§ Goal: Every line with the string "during" should be gathered.

§ Given records:

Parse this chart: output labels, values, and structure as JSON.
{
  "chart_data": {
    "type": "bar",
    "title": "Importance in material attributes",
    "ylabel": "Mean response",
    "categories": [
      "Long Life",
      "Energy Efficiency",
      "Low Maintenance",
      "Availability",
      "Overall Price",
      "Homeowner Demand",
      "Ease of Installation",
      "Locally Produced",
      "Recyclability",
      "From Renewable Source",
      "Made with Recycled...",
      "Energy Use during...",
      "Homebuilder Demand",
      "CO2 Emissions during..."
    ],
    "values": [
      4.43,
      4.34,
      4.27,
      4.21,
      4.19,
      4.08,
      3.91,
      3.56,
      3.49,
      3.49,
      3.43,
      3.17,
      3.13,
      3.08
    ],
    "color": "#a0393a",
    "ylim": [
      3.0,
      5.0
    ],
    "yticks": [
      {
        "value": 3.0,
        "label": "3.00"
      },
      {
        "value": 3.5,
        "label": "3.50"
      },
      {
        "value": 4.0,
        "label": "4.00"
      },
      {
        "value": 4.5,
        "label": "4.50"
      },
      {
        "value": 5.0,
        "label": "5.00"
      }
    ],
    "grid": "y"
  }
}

§ Task result:
      "Energy Use during...",
      "CO2 Emissions during..."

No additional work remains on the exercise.